• _Records from a collection_:

* START *

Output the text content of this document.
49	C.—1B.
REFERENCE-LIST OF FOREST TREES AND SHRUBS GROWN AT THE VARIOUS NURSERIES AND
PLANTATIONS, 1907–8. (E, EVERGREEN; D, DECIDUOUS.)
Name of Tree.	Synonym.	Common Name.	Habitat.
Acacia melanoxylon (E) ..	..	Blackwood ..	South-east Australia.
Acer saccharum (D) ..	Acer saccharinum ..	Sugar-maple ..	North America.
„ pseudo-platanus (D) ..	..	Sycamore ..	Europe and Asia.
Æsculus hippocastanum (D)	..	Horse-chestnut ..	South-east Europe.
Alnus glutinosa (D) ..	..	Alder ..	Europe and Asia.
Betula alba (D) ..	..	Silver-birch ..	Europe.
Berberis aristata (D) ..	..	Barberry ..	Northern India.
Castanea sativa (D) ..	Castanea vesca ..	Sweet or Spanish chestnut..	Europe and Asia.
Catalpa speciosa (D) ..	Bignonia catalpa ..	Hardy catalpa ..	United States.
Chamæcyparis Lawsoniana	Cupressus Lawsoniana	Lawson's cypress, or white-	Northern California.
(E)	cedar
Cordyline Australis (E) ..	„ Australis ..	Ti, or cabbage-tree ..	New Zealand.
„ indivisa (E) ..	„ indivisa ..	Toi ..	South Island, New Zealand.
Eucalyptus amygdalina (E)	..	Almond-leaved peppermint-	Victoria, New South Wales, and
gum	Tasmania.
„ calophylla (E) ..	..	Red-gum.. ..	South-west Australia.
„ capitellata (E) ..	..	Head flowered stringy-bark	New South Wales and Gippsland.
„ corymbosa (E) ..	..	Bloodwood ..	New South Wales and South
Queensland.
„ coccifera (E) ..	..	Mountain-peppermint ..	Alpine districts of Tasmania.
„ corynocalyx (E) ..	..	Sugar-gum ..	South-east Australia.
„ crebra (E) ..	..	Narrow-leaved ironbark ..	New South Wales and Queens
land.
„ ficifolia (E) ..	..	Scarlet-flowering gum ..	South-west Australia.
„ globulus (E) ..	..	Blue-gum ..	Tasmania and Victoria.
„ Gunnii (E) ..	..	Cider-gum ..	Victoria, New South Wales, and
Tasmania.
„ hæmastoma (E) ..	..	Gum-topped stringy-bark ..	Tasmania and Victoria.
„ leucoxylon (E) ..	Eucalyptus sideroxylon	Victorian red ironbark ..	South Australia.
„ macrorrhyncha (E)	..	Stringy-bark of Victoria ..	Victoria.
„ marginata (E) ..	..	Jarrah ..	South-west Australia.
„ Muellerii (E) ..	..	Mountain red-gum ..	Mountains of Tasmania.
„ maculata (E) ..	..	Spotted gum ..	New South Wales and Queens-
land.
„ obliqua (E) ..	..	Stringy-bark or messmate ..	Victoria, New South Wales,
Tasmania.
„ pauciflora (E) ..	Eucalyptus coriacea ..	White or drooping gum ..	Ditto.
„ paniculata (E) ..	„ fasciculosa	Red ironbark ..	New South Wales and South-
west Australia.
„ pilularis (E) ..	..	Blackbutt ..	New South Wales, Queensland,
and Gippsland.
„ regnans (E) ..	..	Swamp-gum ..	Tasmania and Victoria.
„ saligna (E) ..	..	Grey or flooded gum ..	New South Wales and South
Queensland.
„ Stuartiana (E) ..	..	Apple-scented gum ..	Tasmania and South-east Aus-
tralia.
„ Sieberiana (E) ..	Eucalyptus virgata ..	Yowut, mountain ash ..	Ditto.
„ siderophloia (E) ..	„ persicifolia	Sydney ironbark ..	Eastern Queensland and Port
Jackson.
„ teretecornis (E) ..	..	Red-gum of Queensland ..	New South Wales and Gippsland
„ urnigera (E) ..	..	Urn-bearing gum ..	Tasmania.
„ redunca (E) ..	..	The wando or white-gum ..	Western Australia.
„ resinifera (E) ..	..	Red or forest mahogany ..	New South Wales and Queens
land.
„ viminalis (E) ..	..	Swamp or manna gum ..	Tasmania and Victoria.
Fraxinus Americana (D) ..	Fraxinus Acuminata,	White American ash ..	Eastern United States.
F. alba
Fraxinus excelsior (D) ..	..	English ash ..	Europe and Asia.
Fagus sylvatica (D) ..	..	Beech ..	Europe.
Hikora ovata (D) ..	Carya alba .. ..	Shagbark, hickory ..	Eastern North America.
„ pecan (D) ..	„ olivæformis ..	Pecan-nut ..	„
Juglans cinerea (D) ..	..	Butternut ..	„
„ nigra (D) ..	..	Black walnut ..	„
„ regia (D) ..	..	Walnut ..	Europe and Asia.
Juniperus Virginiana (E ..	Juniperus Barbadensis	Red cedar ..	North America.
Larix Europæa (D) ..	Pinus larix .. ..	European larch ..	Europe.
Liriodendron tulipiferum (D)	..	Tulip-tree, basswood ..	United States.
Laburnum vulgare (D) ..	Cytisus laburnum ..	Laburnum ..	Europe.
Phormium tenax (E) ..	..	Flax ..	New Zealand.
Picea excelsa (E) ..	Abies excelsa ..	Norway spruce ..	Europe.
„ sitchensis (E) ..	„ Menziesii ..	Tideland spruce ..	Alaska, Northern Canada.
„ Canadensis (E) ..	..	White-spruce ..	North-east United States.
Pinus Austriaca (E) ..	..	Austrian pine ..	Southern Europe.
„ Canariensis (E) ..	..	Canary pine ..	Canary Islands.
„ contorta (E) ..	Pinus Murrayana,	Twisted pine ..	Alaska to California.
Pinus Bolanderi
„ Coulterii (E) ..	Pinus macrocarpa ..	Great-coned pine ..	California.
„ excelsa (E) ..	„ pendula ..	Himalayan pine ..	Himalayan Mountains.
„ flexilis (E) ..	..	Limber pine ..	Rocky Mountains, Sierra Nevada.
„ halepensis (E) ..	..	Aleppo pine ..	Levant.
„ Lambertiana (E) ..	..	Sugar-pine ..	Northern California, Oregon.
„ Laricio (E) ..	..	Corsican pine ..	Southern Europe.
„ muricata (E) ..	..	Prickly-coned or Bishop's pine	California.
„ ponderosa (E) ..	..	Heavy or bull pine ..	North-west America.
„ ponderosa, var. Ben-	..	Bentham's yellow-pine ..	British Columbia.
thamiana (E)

* END *

• _GIVEN PROBLEM_:
Copy out the material word for word and line for line.

• _OUTPUT_:
Output the text content of this document.
49	C.—1B.
REFERENCE-LIST OF FOREST TREES AND SHRUBS GROWN AT THE VARIOUS NURSERIES AND
PLANTATIONS, 1907–8. (E, EVERGREEN; D, DECIDUOUS.)
Name of Tree.	Synonym.	Common Name.	Habitat.
Acacia melanoxylon (E) ..	..	Blackwood ..	South-east Australia.
Acer saccharum (D) ..	Acer saccharinum ..	Sugar-maple ..	North America.
„ pseudo-platanus (D) ..	..	Sycamore ..	Europe and Asia.
Æsculus hippocastanum (D)	..	Horse-chestnut ..	South-east Europe.
Alnus glutinosa (D) ..	..	Alder ..	Europe and Asia.
Betula alba (D) ..	..	Silver-birch ..	Europe.
Berberis aristata (D) ..	..	Barberry ..	Northern India.
Castanea sativa (D) ..	Castanea vesca ..	Sweet or Spanish chestnut..	Europe and Asia.
Catalpa speciosa (D) ..	Bignonia catalpa ..	Hardy catalpa ..	United States.
Chamæcyparis Lawsoniana	Cupressus Lawsoniana	Lawson's cypress, or white-	Northern California.
(E)	cedar
Cordyline Australis (E) ..	„ Australis ..	Ti, or cabbage-tree ..	New Zealand.
„ indivisa (E) ..	„ indivisa ..	Toi ..	South Island, New Zealand.
Eucalyptus amygdalina (E)	..	Almond-leaved peppermint-	Victoria, New South Wales, and
gum	Tasmania.
„ calophylla (E) ..	..	Red-gum.. ..	South-west Australia.
„ capitellata (E) ..	..	Head flowered stringy-bark	New South Wales and Gippsland.
„ corymbosa (E) ..	..	Bloodwood ..	New South Wales and South
Queensland.
„ coccifera (E) ..	..	Mountain-peppermint ..	Alpine districts of Tasmania.
„ corynocalyx (E) ..	..	Sugar-gum ..	South-east Australia.
„ crebra (E) ..	..	Narrow-leaved ironbark ..	New South Wales and Queens
land.
„ ficifolia (E) ..	..	Scarlet-flowering gum ..	South-west Australia.
„ globulus (E) ..	..	Blue-gum ..	Tasmania and Victoria.
„ Gunnii (E) ..	..	Cider-gum ..	Victoria, New South Wales, and
Tasmania.
„ hæmastoma (E) ..	..	Gum-topped stringy-bark ..	Tasmania and Victoria.
„ leucoxylon (E) ..	Eucalyptus sideroxylon	Victorian red ironbark ..	South Australia.
„ macrorrhyncha (E)	..	Stringy-bark of Victoria ..	Victoria.
„ marginata (E) ..	..	Jarrah ..	South-west Australia.
„ Muellerii (E) ..	..	Mountain red-gum ..	Mountains of Tasmania.
„ maculata (E) ..	..	Spotted gum ..	New South Wales and Queens-
land.
„ obliqua (E) ..	..	Stringy-bark or messmate ..	Victoria, New South Wales,
Tasmania.
„ pauciflora (E) ..	Eucalyptus coriacea ..	White or drooping gum ..	Ditto.
„ paniculata (E) ..	„ fasciculosa	Red ironbark ..	New South Wales and South-
west Australia.
„ pilularis (E) ..	..	Blackbutt ..	New South Wales, Queensland,
and Gippsland.
„ regnans (E) ..	..	Swamp-gum ..	Tasmania and Victoria.
„ saligna (E) ..	..	Grey or flooded gum ..	New South Wales and South
Queensland.
„ Stuartiana (E) ..	..	Apple-scented gum ..	Tasmania and South-east Aus-
tralia.
„ Sieberiana (E) ..	Eucalyptus virgata ..	Yowut, mountain ash ..	Ditto.
„ siderophloia (E) ..	„ persicifolia	Sydney ironbark ..	Eastern Queensland and Port
Jackson.
„ teretecornis (E) ..	..	Red-gum of Queensland ..	New South Wales and Gippsland
„ urnigera (E) ..	..	Urn-bearing gum ..	Tasmania.
„ redunca (E) ..	..	The wando or white-gum ..	Western Australia.
„ resinifera (E) ..	..	Red or forest mahogany ..	New South Wales and Queens
land.
„ viminalis (E) ..	..	Swamp or manna gum ..	Tasmania and Victoria.
Fraxinus Americana (D) ..	Fraxinus Acuminata,	White American ash ..	Eastern United States.
F. alba
Fraxinus excelsior (D) ..	..	English ash ..	Europe and Asia.
Fagus sylvatica (D) ..	..	Beech ..	Europe.
Hikora ovata (D) ..	Carya alba .. ..	Shagbark, hickory ..	Eastern North America.
„ pecan (D) ..	„ olivæformis ..	Pecan-nut ..	„
Juglans cinerea (D) ..	..	Butternut ..	„
„ nigra (D) ..	..	Black walnut ..	„
„ regia (D) ..	..	Walnut ..	Europe and Asia.
Juniperus Virginiana (E ..	Juniperus Barbadensis	Red cedar ..	North America.
Larix Europæa (D) ..	Pinus larix .. ..	European larch ..	Europe.
Liriodendron tulipiferum (D)	..	Tulip-tree, basswood ..	United States.
Laburnum vulgare (D) ..	Cytisus laburnum ..	Laburnum ..	Europe.
Phormium tenax (E) ..	..	Flax ..	New Zealand.
Picea excelsa (E) ..	Abies excelsa ..	Norway spruce ..	Europe.
„ sitchensis (E) ..	„ Menziesii ..	Tideland spruce ..	Alaska, Northern Canada.
„ Canadensis (E) ..	..	White-spruce ..	North-east United States.
Pinus Austriaca (E) ..	..	Austrian pine ..	Southern Europe.
„ Canariensis (E) ..	..	Canary pine ..	Canary Islands.
„ contorta (E) ..	Pinus Murrayana,	Twisted pine ..	Alaska to California.
Pinus Bolanderi
„ Coulterii (E) ..	Pinus macrocarpa ..	Great-coned pine ..	California.
„ excelsa (E) ..	„ pendula ..	Himalayan pine ..	Himalayan Mountains.
„ flexilis (E) ..	..	Limber pine ..	Rocky Mountains, Sierra Nevada.
„ halepensis (E) ..	..	Aleppo pine ..	Levant.
„ Lambertiana (E) ..	..	Sugar-pine ..	Northern California, Oregon.
„ Laricio (E) ..	..	Corsican pine ..	Southern Europe.
„ muricata (E) ..	..	Prickly-coned or Bishop's pine	California.
„ ponderosa (E) ..	..	Heavy or bull pine ..	North-west America.
„ ponderosa, var. Ben-	..	Bentham's yellow-pine ..	British Columbia.
thamiana (E)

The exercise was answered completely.